EXERCISE MATERIALS ->
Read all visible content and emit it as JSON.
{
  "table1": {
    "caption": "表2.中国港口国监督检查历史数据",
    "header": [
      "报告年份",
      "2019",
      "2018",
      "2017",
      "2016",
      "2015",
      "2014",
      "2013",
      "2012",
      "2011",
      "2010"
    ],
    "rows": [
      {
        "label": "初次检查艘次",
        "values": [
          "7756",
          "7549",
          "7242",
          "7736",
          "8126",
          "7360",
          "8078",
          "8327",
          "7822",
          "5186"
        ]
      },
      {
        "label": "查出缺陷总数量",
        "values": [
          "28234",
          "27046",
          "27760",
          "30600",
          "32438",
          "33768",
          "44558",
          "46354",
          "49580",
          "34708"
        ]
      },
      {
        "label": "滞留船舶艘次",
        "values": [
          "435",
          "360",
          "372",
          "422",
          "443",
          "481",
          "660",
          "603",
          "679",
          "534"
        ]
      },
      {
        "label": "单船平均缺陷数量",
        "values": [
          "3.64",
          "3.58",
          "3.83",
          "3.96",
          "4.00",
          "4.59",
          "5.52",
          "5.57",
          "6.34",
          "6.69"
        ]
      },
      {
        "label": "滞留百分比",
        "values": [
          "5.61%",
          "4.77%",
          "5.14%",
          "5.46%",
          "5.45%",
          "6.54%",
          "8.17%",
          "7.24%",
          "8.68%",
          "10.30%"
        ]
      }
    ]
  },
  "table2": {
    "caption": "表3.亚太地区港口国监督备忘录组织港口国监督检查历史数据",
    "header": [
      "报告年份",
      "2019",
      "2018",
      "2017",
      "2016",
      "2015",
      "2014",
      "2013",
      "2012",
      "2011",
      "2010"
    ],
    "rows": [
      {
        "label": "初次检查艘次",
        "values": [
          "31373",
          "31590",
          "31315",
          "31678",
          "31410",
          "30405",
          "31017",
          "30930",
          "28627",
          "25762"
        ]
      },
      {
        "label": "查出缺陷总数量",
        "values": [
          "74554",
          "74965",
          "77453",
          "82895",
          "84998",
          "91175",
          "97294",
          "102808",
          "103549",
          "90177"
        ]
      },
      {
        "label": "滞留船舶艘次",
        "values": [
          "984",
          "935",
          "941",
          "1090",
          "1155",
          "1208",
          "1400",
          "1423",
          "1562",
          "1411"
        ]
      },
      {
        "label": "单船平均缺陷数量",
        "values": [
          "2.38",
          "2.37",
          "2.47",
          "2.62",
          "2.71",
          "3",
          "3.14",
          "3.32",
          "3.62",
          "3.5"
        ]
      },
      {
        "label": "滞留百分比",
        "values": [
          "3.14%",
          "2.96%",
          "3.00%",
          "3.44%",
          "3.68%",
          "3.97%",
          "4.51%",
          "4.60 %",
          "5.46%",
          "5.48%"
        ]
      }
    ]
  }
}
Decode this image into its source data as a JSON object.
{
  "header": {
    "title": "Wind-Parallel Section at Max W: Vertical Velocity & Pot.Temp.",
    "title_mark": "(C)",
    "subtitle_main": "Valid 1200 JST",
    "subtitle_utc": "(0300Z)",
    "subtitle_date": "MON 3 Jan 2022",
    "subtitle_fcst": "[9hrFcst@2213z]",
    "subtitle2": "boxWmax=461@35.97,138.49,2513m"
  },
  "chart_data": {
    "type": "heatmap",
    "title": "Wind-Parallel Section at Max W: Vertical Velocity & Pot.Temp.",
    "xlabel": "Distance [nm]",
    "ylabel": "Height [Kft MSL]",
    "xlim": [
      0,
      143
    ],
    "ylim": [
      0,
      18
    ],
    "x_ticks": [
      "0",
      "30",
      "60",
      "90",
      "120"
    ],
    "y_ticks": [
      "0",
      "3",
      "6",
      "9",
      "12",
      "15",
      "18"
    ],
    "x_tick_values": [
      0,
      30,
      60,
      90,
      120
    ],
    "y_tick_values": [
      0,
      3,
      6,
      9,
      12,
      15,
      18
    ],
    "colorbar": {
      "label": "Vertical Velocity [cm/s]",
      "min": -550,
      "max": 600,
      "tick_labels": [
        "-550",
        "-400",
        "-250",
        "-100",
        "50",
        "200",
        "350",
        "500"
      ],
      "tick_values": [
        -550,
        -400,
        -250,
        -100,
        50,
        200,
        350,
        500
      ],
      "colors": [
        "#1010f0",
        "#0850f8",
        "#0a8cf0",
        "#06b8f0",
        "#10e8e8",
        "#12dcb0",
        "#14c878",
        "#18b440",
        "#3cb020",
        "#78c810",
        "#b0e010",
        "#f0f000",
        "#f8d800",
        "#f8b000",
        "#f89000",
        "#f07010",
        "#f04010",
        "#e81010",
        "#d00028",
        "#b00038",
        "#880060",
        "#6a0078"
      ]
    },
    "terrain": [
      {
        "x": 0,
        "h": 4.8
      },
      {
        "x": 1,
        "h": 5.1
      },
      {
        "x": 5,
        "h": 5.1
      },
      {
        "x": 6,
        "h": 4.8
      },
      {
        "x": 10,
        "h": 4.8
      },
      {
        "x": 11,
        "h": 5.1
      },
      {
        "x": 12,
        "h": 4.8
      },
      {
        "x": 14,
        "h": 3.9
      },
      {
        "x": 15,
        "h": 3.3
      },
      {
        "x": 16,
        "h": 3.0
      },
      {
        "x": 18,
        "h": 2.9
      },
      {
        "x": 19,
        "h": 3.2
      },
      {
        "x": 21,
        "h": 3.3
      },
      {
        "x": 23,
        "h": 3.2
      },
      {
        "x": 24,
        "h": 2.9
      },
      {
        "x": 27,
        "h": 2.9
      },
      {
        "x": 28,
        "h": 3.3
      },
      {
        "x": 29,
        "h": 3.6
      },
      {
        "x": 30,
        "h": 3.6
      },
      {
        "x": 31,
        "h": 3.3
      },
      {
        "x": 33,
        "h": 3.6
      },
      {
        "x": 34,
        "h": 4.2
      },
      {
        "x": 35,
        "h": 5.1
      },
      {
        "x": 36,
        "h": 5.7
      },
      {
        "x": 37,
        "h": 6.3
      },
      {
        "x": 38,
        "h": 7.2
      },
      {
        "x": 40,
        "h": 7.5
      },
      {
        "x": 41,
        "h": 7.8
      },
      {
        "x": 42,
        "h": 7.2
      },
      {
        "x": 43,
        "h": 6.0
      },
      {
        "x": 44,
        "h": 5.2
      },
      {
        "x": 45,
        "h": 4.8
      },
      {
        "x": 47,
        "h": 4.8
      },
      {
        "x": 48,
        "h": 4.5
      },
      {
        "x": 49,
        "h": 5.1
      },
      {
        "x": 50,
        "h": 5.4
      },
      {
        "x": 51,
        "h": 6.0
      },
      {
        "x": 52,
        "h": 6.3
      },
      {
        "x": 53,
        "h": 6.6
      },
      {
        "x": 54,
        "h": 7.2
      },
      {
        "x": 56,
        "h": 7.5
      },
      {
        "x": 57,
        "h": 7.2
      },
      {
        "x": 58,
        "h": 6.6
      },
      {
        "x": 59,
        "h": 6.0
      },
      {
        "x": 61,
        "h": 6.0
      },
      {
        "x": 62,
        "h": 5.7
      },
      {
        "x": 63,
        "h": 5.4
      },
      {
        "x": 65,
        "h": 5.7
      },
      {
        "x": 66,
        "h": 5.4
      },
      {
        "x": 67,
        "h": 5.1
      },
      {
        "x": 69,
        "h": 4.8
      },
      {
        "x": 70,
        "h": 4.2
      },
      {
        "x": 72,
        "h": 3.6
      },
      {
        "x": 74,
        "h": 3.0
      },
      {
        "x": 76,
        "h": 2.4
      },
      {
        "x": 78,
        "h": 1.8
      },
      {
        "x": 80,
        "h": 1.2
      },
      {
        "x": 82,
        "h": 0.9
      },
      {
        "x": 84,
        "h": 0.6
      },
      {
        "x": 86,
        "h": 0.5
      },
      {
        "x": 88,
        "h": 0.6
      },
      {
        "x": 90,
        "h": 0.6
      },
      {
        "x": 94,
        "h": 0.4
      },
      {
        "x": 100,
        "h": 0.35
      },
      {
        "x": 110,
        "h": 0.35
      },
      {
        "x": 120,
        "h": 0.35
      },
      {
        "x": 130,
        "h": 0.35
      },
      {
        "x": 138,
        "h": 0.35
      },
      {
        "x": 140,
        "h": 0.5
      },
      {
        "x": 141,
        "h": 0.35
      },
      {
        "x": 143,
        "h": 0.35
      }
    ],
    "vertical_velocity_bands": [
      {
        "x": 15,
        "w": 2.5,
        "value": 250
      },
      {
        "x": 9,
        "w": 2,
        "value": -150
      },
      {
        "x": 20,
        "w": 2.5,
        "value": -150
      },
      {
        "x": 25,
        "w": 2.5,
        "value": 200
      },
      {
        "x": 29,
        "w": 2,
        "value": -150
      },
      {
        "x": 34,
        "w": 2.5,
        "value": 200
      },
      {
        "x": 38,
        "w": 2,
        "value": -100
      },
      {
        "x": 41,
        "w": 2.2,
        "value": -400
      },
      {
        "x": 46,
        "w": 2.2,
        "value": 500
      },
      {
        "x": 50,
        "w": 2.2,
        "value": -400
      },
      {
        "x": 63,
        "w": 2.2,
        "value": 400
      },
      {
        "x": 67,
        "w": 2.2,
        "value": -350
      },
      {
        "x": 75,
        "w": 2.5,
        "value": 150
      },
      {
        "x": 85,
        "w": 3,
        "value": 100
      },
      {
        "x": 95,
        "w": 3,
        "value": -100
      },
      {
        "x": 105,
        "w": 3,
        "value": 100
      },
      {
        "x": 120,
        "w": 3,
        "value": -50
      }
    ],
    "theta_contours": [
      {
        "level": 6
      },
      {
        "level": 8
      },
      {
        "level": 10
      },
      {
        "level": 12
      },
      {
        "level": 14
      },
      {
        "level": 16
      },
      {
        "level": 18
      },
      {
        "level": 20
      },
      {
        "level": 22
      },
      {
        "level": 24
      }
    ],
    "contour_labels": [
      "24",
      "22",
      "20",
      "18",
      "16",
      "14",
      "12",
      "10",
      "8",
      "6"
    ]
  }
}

WHAT YOU ARE ASKED TO DO -> Using the records given above, list every line that includes the word "level".

SOLUTION BELOW ->
        "level": 6
        "level": 8
        "level": 10
        "level": 12
        "level": 14
        "level": 16
        "level": 18
        "level": 20
        "level": 22
        "level": 24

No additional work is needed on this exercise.